== Listing ==
☆ ☆ ☆ ☆ ☆

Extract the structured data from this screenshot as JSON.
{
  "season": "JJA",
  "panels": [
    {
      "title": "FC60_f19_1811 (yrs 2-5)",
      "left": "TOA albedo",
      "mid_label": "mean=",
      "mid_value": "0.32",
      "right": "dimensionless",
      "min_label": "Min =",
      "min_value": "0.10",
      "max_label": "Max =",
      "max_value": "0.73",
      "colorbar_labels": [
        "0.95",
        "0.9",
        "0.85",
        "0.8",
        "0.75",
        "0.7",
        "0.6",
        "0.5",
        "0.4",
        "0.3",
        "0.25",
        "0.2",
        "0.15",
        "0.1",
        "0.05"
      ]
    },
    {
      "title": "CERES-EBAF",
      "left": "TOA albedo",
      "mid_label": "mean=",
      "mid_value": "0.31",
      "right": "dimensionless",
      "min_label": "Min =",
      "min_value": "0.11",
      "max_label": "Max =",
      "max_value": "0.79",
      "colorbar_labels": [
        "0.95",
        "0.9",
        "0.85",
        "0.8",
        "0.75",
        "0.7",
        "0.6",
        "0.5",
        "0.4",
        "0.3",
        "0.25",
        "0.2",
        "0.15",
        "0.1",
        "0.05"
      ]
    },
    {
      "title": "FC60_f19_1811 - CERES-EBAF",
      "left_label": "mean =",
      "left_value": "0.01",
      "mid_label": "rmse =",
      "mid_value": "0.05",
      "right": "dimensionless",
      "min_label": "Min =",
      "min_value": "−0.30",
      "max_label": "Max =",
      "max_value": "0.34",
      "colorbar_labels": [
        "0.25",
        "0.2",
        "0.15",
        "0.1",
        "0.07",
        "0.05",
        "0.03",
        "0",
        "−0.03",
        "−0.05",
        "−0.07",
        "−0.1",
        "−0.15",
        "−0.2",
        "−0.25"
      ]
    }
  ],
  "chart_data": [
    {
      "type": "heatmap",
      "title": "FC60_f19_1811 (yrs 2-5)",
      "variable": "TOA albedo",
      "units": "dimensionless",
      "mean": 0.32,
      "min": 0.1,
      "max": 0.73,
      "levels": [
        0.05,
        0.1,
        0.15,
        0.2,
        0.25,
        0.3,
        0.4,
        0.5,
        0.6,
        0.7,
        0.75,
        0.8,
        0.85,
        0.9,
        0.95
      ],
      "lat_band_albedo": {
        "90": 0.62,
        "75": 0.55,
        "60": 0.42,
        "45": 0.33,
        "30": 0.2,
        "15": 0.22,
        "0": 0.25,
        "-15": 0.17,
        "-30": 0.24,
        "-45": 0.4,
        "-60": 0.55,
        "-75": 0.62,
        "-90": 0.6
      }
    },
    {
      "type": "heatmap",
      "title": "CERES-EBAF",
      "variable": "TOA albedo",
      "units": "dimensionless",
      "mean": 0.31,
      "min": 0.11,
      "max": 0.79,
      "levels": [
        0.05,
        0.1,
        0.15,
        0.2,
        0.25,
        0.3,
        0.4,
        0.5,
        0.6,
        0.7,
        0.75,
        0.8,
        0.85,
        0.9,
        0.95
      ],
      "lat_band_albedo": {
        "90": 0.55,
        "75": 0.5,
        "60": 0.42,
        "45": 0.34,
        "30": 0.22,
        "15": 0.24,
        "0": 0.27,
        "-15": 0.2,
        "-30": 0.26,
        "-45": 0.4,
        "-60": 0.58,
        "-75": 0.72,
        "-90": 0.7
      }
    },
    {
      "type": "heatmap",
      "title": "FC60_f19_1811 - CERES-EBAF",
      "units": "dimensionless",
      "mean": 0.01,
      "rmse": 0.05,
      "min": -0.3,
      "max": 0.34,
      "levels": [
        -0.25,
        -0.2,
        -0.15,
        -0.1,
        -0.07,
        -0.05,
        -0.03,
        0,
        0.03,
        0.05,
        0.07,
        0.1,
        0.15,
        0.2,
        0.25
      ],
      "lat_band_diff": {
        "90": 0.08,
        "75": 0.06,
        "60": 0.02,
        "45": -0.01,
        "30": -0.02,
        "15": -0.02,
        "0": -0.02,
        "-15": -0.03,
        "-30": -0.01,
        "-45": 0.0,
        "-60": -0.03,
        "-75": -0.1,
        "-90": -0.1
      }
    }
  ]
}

☆ ☆ ☆ ☆ ☆

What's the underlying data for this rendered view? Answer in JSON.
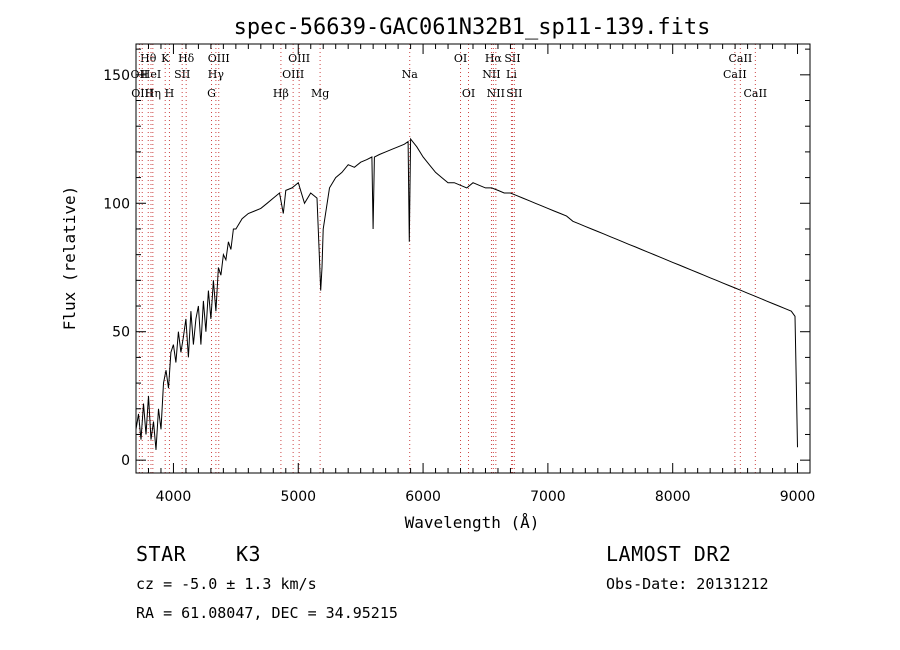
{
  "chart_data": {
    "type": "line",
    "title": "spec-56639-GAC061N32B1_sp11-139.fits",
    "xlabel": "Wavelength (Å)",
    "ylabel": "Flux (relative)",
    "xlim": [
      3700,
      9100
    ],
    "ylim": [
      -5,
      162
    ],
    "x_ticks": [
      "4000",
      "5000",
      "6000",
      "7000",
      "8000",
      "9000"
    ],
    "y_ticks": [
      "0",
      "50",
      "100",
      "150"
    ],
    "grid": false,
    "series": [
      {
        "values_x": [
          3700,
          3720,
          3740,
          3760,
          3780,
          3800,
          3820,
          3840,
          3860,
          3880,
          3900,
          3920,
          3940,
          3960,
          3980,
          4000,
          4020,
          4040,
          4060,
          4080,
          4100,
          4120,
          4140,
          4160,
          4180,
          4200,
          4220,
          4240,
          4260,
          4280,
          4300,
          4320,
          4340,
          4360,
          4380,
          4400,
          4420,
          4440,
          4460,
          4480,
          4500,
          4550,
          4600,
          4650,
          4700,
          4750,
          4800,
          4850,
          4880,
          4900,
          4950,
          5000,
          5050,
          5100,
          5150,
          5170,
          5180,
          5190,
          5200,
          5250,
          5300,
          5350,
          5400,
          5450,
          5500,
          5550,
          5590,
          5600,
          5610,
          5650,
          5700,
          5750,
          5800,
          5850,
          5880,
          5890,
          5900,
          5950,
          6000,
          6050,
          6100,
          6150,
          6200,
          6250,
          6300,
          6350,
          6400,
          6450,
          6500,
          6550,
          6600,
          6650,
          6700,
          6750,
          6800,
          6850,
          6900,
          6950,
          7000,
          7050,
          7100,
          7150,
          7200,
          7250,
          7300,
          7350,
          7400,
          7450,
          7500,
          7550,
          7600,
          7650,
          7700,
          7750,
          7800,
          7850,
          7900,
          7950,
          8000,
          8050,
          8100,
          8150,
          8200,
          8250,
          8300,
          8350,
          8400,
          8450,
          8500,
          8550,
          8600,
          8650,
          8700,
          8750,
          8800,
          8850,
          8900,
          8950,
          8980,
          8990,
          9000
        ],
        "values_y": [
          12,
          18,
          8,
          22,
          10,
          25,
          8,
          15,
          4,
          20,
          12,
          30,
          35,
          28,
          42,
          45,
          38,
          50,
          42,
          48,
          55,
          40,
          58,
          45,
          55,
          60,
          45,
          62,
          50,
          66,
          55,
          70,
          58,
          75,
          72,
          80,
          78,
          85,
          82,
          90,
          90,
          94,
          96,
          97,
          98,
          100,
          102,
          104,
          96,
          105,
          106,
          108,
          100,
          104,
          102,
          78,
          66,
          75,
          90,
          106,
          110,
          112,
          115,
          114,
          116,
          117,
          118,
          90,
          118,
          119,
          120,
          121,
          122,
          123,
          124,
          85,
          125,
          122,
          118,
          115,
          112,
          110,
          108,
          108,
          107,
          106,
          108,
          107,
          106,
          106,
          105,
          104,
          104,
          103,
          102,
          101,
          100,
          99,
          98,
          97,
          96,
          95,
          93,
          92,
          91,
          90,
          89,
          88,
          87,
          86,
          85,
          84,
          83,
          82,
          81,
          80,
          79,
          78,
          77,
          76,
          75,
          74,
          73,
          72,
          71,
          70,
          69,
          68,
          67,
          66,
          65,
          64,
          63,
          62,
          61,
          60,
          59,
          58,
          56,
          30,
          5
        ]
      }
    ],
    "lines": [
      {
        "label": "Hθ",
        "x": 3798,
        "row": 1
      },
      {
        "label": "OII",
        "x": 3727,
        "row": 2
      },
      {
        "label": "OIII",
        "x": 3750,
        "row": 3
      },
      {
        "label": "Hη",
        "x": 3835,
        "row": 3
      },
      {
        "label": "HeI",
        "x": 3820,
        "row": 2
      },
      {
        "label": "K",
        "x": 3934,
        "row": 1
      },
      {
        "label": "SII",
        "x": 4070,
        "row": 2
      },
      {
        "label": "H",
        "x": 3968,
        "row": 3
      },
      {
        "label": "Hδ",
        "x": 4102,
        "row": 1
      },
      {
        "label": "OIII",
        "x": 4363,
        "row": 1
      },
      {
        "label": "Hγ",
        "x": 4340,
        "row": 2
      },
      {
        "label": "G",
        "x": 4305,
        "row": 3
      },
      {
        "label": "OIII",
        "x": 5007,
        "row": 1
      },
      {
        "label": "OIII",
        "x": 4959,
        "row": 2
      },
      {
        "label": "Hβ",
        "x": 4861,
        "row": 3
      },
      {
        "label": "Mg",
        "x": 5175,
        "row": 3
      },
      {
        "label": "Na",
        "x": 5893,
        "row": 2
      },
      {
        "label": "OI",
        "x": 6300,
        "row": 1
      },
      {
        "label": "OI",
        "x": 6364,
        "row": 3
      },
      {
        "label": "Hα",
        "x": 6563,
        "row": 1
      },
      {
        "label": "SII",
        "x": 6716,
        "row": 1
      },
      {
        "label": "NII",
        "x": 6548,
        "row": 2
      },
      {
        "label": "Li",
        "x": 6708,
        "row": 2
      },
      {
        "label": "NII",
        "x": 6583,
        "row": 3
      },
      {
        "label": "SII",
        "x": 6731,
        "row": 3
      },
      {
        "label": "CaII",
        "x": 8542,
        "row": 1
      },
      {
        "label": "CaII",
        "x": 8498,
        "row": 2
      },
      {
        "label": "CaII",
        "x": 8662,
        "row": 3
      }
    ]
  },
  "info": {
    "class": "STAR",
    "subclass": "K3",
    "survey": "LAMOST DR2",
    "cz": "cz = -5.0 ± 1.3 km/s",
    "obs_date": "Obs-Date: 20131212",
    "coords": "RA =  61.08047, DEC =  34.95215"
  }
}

☆ ☆ ☆ ☆ ☆

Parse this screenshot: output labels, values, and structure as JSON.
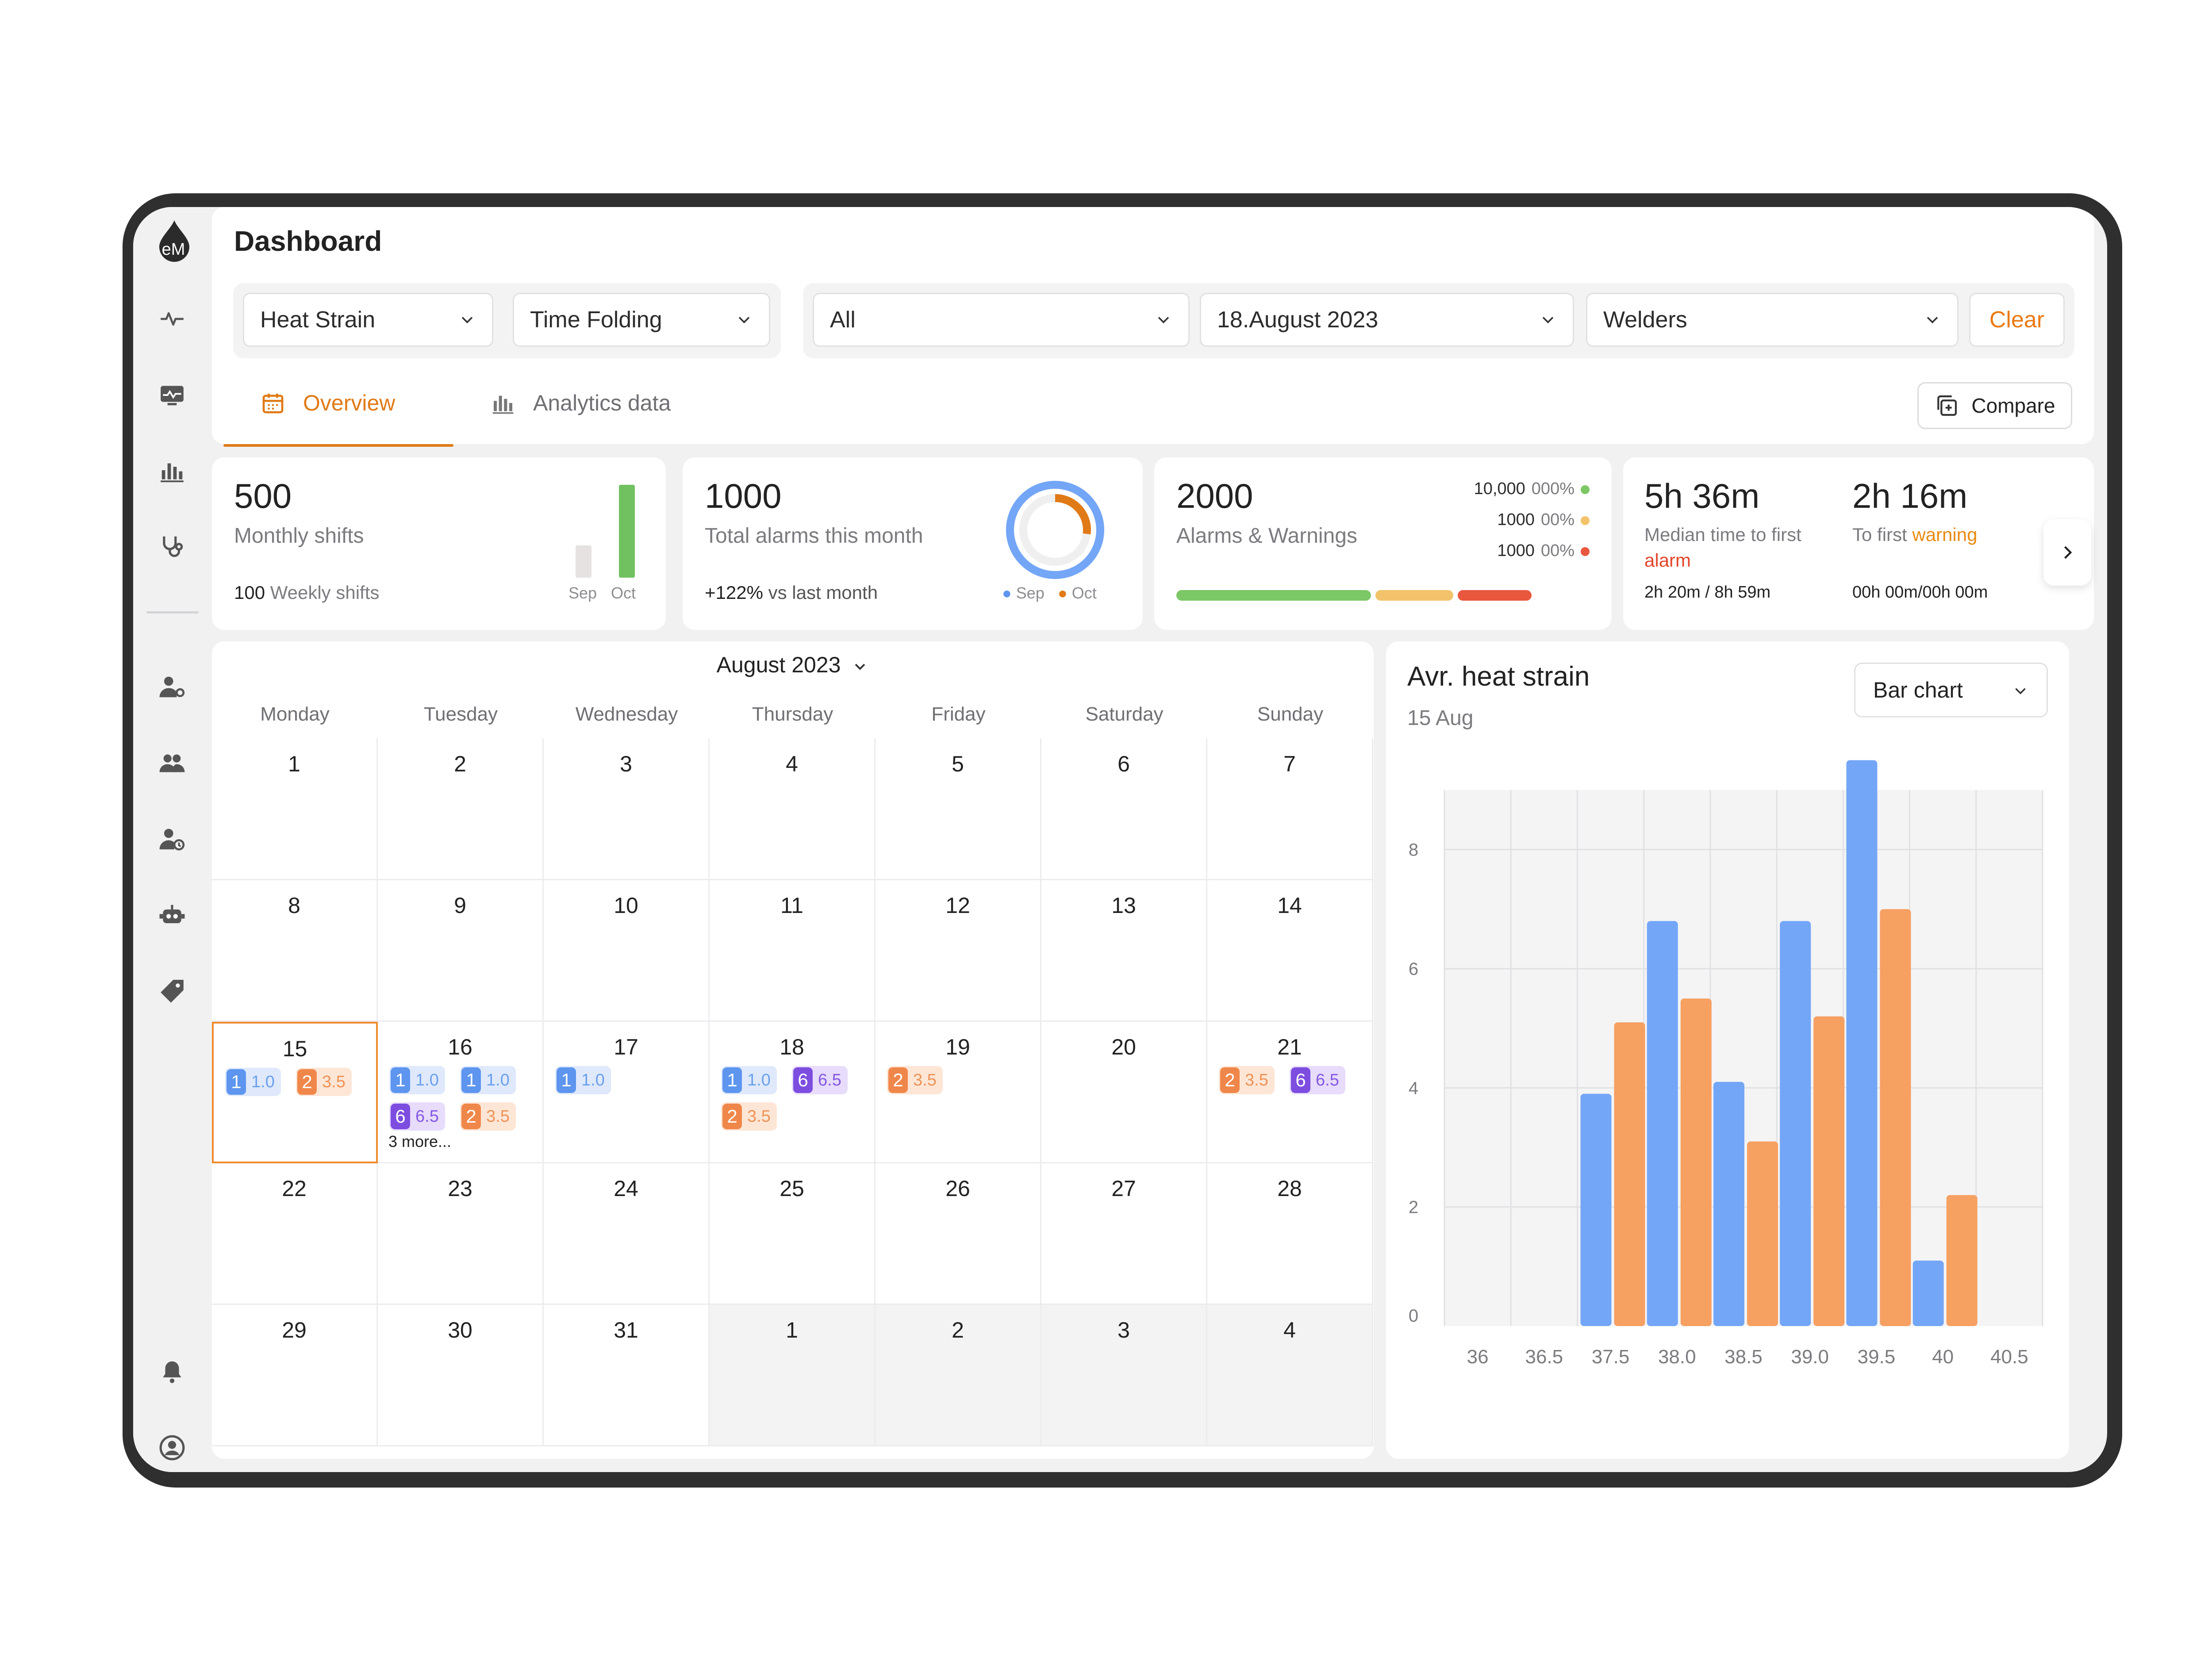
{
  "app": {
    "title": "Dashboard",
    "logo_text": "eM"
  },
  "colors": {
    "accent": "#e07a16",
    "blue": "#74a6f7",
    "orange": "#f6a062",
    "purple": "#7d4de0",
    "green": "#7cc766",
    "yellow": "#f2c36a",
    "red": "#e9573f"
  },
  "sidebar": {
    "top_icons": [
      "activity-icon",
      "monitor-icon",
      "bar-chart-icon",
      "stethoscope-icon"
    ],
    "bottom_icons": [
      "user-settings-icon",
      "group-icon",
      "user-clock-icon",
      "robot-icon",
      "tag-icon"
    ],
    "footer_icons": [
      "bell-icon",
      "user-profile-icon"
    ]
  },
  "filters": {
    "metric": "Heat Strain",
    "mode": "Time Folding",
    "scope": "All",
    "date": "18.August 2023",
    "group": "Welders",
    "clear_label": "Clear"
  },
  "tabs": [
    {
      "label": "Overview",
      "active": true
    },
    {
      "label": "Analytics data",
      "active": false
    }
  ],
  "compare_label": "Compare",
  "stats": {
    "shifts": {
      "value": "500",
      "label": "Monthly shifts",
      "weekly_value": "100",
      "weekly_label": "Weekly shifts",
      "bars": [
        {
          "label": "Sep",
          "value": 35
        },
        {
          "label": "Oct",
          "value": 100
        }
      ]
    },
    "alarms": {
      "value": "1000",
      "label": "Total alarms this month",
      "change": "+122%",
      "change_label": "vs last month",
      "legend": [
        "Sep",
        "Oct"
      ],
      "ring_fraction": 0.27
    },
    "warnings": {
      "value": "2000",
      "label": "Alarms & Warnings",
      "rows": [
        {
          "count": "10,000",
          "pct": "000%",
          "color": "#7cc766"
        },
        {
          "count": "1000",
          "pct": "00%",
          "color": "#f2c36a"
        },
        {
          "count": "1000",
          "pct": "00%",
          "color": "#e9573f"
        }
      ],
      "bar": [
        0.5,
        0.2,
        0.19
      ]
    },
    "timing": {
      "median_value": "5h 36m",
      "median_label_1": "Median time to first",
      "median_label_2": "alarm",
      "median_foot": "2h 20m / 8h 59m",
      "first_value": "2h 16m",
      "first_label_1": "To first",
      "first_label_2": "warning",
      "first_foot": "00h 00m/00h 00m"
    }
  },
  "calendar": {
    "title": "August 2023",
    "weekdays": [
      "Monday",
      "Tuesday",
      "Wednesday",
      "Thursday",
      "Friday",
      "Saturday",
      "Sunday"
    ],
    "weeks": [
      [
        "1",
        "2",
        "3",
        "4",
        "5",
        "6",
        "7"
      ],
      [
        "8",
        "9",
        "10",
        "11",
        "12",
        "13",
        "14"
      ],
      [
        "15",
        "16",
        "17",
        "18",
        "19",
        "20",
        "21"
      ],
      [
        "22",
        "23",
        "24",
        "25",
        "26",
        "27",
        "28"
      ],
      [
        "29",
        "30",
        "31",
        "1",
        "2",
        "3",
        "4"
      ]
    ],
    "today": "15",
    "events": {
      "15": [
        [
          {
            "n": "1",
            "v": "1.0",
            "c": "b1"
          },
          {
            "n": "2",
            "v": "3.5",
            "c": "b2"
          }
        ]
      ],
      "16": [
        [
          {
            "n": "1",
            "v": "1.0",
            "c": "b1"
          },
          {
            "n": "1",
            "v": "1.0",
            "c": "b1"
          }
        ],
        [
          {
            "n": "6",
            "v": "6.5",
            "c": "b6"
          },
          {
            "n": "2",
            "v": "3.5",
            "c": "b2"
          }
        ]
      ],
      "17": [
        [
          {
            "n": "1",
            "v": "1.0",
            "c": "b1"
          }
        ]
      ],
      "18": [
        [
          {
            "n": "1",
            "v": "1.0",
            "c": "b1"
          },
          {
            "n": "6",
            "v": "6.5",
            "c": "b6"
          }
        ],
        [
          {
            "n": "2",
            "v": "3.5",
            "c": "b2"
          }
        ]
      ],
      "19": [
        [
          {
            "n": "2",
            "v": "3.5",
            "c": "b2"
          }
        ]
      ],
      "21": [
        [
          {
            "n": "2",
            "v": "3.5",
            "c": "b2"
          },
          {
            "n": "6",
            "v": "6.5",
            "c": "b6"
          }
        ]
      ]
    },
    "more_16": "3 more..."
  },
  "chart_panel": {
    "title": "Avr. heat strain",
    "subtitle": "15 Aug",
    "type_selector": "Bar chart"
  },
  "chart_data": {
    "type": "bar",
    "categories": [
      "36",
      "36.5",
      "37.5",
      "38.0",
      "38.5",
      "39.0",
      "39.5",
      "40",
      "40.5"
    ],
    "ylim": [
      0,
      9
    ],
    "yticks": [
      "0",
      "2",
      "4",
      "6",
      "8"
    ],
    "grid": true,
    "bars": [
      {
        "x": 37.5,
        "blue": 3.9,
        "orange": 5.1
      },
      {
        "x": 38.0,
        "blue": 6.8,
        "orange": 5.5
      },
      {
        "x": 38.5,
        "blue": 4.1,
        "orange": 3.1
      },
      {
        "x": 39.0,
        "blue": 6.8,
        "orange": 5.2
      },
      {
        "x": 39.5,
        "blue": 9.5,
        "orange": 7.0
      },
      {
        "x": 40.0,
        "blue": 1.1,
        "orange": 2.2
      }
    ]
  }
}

☆ ☆ ☆ ☆ ☆

== Work to complete ==
The word "August" may appear on some lines of these records; state how many such lines there are, and nothing else.

== Written reply ==
2